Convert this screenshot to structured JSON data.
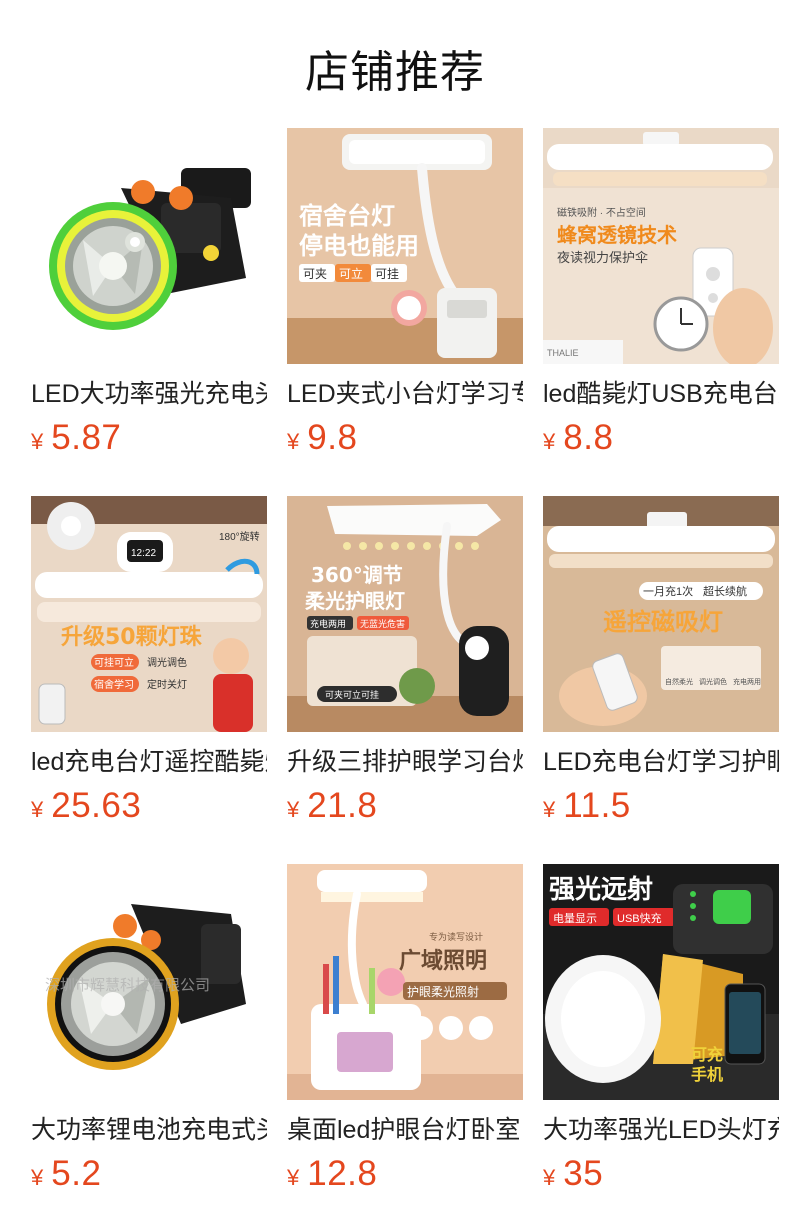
{
  "page": {
    "title": "店铺推荐"
  },
  "colors": {
    "price": "#e4471e",
    "title": "#111111",
    "product_name": "#222222",
    "background": "#ffffff"
  },
  "products": [
    {
      "name": "LED大功率强光充电头灯",
      "currency": "¥",
      "price": "5.87",
      "image": {
        "icon": "headlamp-green-icon",
        "texts": []
      }
    },
    {
      "name": "LED夹式小台灯学习专用",
      "currency": "¥",
      "price": "9.8",
      "image": {
        "icon": "clip-desk-lamp-icon",
        "texts": [
          "宿舍台灯",
          "停电也能用",
          "可夹",
          "可立",
          "可挂"
        ]
      }
    },
    {
      "name": "led酷毙灯USB充电台灯",
      "currency": "¥",
      "price": "8.8",
      "image": {
        "icon": "magnetic-bar-lamp-icon",
        "texts": [
          "磁铁吸附 · 不占空间",
          "蜂窝透镜技术",
          "夜读视力保护伞",
          "THALIE"
        ]
      }
    },
    {
      "name": "led充电台灯遥控酷毙灯",
      "currency": "¥",
      "price": "25.63",
      "image": {
        "icon": "remote-bar-lamp-icon",
        "texts": [
          "12:22",
          "180°旋转",
          "升级50颗灯珠",
          "可挂可立",
          "调光调色",
          "宿舍学习",
          "定时关灯"
        ]
      }
    },
    {
      "name": "升级三排护眼学习台灯",
      "currency": "¥",
      "price": "21.8",
      "image": {
        "icon": "gooseneck-clip-lamp-icon",
        "texts": [
          "360°调节",
          "柔光护眼灯",
          "充电两用",
          "无蓝光危害",
          "可夹可立可挂"
        ]
      }
    },
    {
      "name": "LED充电台灯学习护眼",
      "currency": "¥",
      "price": "11.5",
      "image": {
        "icon": "remote-magnetic-lamp-icon",
        "texts": [
          "一月充1次",
          "超长续航",
          "遥控磁吸灯",
          "自然柔光",
          "调光调色",
          "充电两用"
        ]
      }
    },
    {
      "name": "大功率锂电池充电式头灯",
      "currency": "¥",
      "price": "5.2",
      "image": {
        "icon": "headlamp-gold-icon",
        "texts": [
          "深圳市辉慧科技有限公司"
        ]
      }
    },
    {
      "name": "桌面led护眼台灯卧室",
      "currency": "¥",
      "price": "12.8",
      "image": {
        "icon": "pen-holder-lamp-icon",
        "texts": [
          "专为读写设计",
          "广域照明",
          "护眼柔光照射"
        ]
      }
    },
    {
      "name": "大功率强光LED头灯充电",
      "currency": "¥",
      "price": "35",
      "image": {
        "icon": "headlamp-power-bank-icon",
        "texts": [
          "强光远射",
          "电量显示",
          "USB快充",
          "可充",
          "手机"
        ]
      }
    }
  ]
}
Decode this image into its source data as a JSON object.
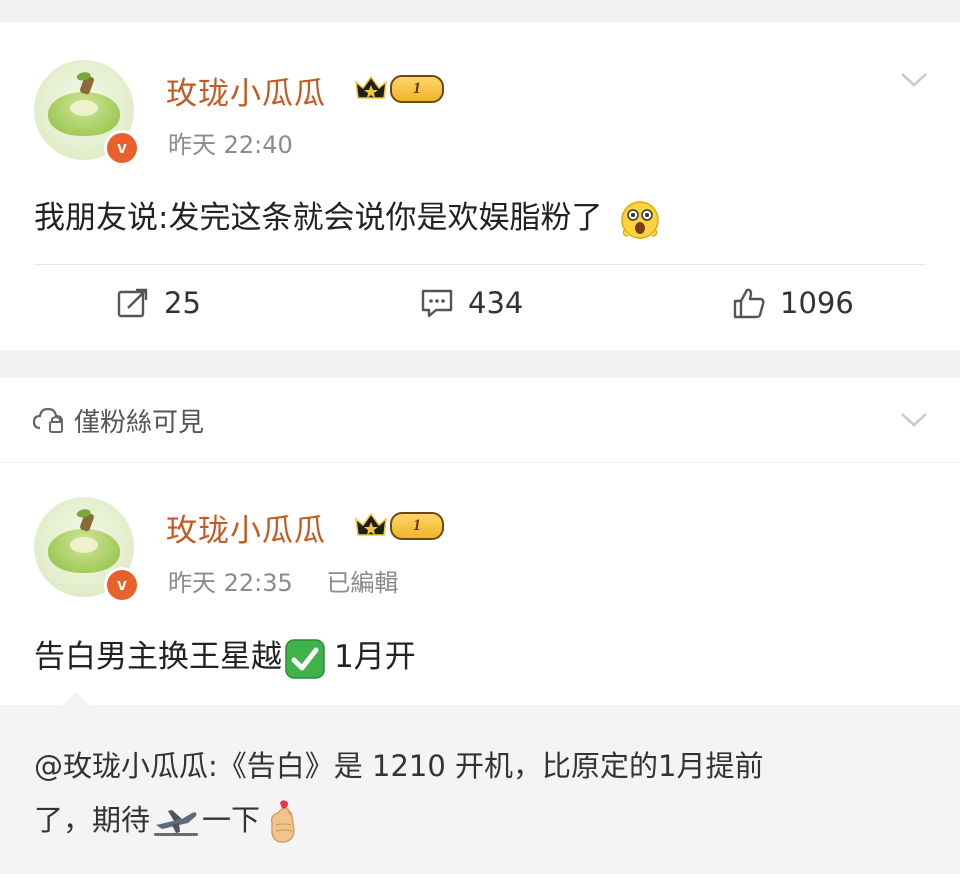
{
  "post1": {
    "author": "玫珑小瓜瓜",
    "level": "1",
    "time": "昨天 22:40",
    "text": "我朋友说:发完这条就会说你是欢娱脂粉了",
    "emoji": "surprised-face-emoji",
    "actions": {
      "repost_count": "25",
      "comment_count": "434",
      "like_count": "1096"
    }
  },
  "visibility": {
    "label": "僅粉絲可見"
  },
  "post2": {
    "author": "玫珑小瓜瓜",
    "level": "1",
    "time": "昨天 22:35",
    "edited": "已編輯",
    "text_before": "告白男主换王星越",
    "text_after": "1月开",
    "emoji": "check-mark-button-emoji",
    "quote": {
      "line1": "@玫珑小瓜瓜:《告白》是 1210 开机，比原定的1月提前",
      "line2_a": "了，期待",
      "line2_b": "一下",
      "emojis": [
        "airplane-departure-emoji",
        "finger-heart-emoji"
      ]
    }
  },
  "colors": {
    "name": "#c35b25",
    "verified_badge": "#e8602c",
    "meta": "#8b8b8b",
    "background": "#f2f2f2"
  }
}
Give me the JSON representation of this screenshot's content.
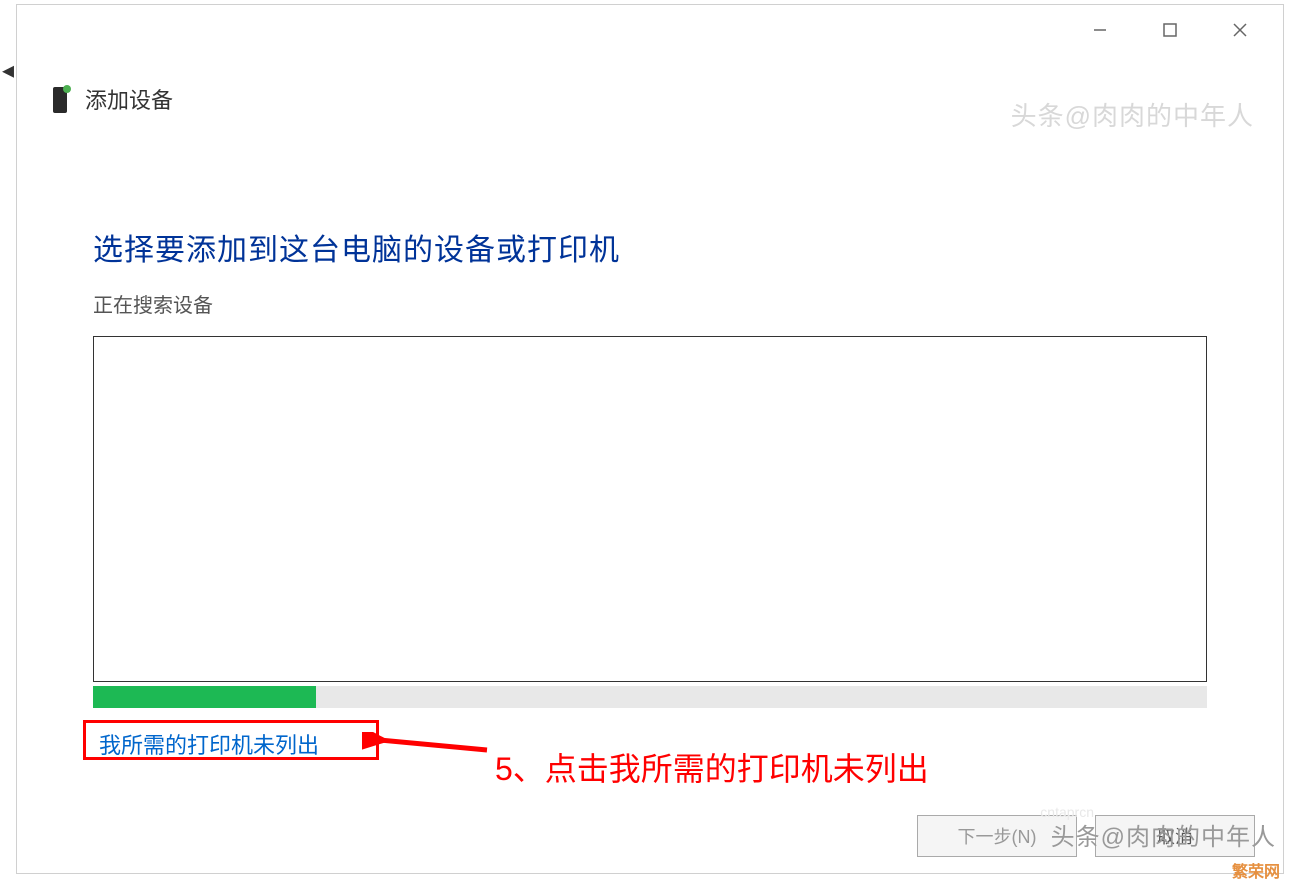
{
  "window": {
    "title": "添加设备"
  },
  "content": {
    "heading": "选择要添加到这台电脑的设备或打印机",
    "subheading": "正在搜索设备",
    "progress_percent": 20,
    "printer_link": "我所需的打印机未列出"
  },
  "buttons": {
    "next": "下一步(N)",
    "cancel": "取消"
  },
  "annotation": {
    "step_text": "5、点击我所需的打印机未列出"
  },
  "watermarks": {
    "header": "头条@肉肉的中年人",
    "bottom": "头条@肉肉的中年人",
    "corner": "繁荣网",
    "faint": "cntaprcn"
  }
}
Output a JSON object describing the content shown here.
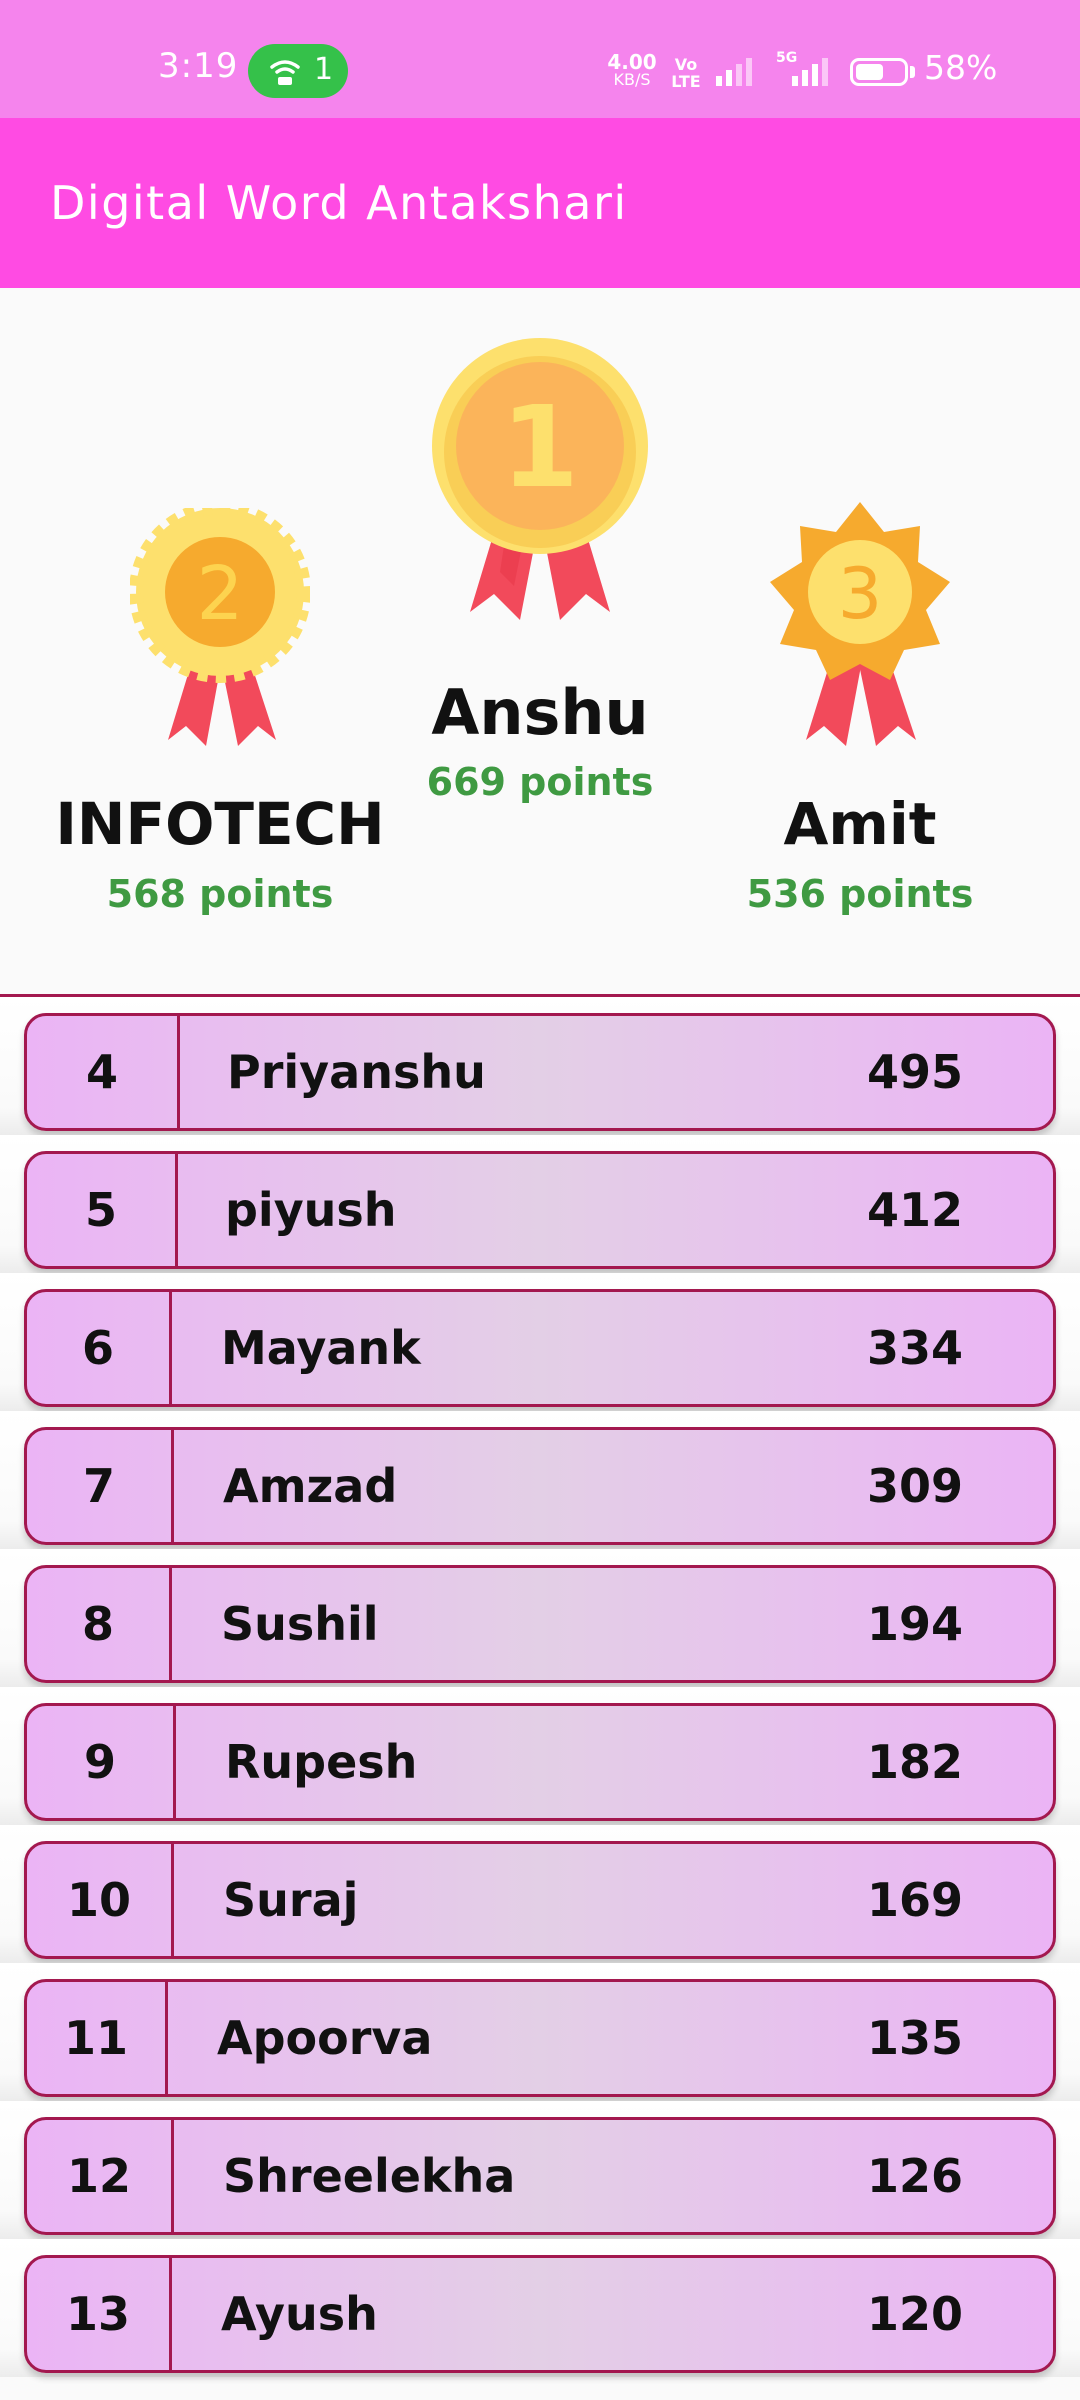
{
  "status_bar": {
    "time": "3:19",
    "hotspot_count": "1",
    "net_speed_value": "4.00",
    "net_speed_unit": "KB/S",
    "volte_top": "Vo",
    "volte_bottom": "LTE",
    "network_5g": "5G",
    "battery_percent": "58%",
    "battery_level": 0.58
  },
  "app_bar": {
    "title": "Digital Word Antakshari"
  },
  "podium": {
    "first": {
      "rank": "1",
      "name": "Anshu",
      "points": "669 points"
    },
    "second": {
      "rank": "2",
      "name": "INFOTECH",
      "points": "568 points"
    },
    "third": {
      "rank": "3",
      "name": "Amit",
      "points": "536 points"
    }
  },
  "leaderboard": [
    {
      "rank": "4",
      "name": "Priyanshu",
      "score": "495"
    },
    {
      "rank": "5",
      "name": "piyush",
      "score": "412"
    },
    {
      "rank": "6",
      "name": "Mayank",
      "score": "334"
    },
    {
      "rank": "7",
      "name": "Amzad",
      "score": "309"
    },
    {
      "rank": "8",
      "name": "Sushil",
      "score": "194"
    },
    {
      "rank": "9",
      "name": "Rupesh",
      "score": "182"
    },
    {
      "rank": "10",
      "name": "Suraj",
      "score": "169"
    },
    {
      "rank": "11",
      "name": "Apoorva",
      "score": "135"
    },
    {
      "rank": "12",
      "name": "Shreelekha",
      "score": "126"
    },
    {
      "rank": "13",
      "name": "Ayush",
      "score": "120"
    }
  ],
  "colors": {
    "status_bar": "#f584ed",
    "app_bar": "#ff4be3",
    "points_green": "#3f9a42",
    "row_border": "#a3184f",
    "row_fill": "#ebb4f5"
  }
}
===
### GIVEN TASK
Your answer should be a single number: the count of lines holding the word "price".

### WORKED SOLUTION
10